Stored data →
···

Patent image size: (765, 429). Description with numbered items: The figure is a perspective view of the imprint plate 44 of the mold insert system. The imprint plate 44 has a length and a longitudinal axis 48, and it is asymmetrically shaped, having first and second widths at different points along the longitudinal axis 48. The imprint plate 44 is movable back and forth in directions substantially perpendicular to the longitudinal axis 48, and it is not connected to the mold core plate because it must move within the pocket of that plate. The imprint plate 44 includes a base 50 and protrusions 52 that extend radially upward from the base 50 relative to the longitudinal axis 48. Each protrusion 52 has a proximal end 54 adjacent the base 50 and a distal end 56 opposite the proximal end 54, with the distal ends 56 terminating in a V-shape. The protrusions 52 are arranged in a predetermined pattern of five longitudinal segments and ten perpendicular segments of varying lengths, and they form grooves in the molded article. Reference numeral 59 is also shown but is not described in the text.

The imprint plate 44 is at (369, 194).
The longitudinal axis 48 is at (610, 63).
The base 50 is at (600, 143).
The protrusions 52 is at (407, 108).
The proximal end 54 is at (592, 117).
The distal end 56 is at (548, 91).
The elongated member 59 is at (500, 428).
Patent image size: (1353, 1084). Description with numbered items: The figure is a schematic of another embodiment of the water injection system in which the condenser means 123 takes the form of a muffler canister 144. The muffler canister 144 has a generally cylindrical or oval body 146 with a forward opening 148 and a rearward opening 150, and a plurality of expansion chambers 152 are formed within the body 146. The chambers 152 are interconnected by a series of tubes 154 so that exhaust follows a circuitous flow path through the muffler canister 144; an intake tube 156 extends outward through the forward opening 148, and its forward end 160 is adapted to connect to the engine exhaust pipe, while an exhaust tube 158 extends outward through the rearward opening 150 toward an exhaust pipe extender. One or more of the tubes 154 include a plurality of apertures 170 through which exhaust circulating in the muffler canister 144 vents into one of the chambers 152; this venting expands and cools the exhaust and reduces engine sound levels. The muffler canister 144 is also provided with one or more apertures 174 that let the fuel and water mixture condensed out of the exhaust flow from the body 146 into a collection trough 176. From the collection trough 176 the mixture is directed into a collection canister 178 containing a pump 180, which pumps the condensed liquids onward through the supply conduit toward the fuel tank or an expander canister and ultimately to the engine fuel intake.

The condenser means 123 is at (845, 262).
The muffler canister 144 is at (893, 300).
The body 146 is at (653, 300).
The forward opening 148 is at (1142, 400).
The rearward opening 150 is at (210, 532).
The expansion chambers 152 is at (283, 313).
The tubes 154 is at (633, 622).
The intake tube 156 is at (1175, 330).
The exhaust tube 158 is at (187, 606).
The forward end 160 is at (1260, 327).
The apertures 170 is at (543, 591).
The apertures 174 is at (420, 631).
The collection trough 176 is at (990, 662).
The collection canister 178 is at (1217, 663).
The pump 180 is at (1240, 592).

···

Task prompt → Rewrite every one of the rows above with "Patent image size" swapped for "Figure size", leaving everything else unchanged.

Solved problem →
Figure size: (765, 429). Description with numbered items: The figure is a perspective view of the imprint plate 44 of the mold insert system. The imprint plate 44 has a length and a longitudinal axis 48, and it is asymmetrically shaped, having first and second widths at different points along the longitudinal axis 48. The imprint plate 44 is movable back and forth in directions substantially perpendicular to the longitudinal axis 48, and it is not connected to the mold core plate because it must move within the pocket of that plate. The imprint plate 44 includes a base 50 and protrusions 52 that extend radially upward from the base 50 relative to the longitudinal axis 48. Each protrusion 52 has a proximal end 54 adjacent the base 50 and a distal end 56 opposite the proximal end 54, with the distal ends 56 terminating in a V-shape. The protrusions 52 are arranged in a predetermined pattern of five longitudinal segments and ten perpendicular segments of varying lengths, and they form grooves in the molded article. Reference numeral 59 is also shown but is not described in the text.

The imprint plate 44 is at (369, 194).
The longitudinal axis 48 is at (610, 63).
The base 50 is at (600, 143).
The protrusions 52 is at (407, 108).
The proximal end 54 is at (592, 117).
The distal end 56 is at (548, 91).
The elongated member 59 is at (500, 428).
Figure size: (1353, 1084). Description with numbered items: The figure is a schematic of another embodiment of the water injection system in which the condenser means 123 takes the form of a muffler canister 144. The muffler canister 144 has a generally cylindrical or oval body 146 with a forward opening 148 and a rearward opening 150, and a plurality of expansion chambers 152 are formed within the body 146. The chambers 152 are interconnected by a series of tubes 154 so that exhaust follows a circuitous flow path through the muffler canister 144; an intake tube 156 extends outward through the forward opening 148, and its forward end 160 is adapted to connect to the engine exhaust pipe, while an exhaust tube 158 extends outward through the rearward opening 150 toward an exhaust pipe extender. One or more of the tubes 154 include a plurality of apertures 170 through which exhaust circulating in the muffler canister 144 vents into one of the chambers 152; this venting expands and cools the exhaust and reduces engine sound levels. The muffler canister 144 is also provided with one or more apertures 174 that let the fuel and water mixture condensed out of the exhaust flow from the body 146 into a collection trough 176. From the collection trough 176 the mixture is directed into a collection canister 178 containing a pump 180, which pumps the condensed liquids onward through the supply conduit toward the fuel tank or an expander canister and ultimately to the engine fuel intake.

The condenser means 123 is at (845, 262).
The muffler canister 144 is at (893, 300).
The body 146 is at (653, 300).
The forward opening 148 is at (1142, 400).
The rearward opening 150 is at (210, 532).
The expansion chambers 152 is at (283, 313).
The tubes 154 is at (633, 622).
The intake tube 156 is at (1175, 330).
The exhaust tube 158 is at (187, 606).
The forward end 160 is at (1260, 327).
The apertures 170 is at (543, 591).
The apertures 174 is at (420, 631).
The collection trough 176 is at (990, 662).
The collection canister 178 is at (1217, 663).
The pump 180 is at (1240, 592).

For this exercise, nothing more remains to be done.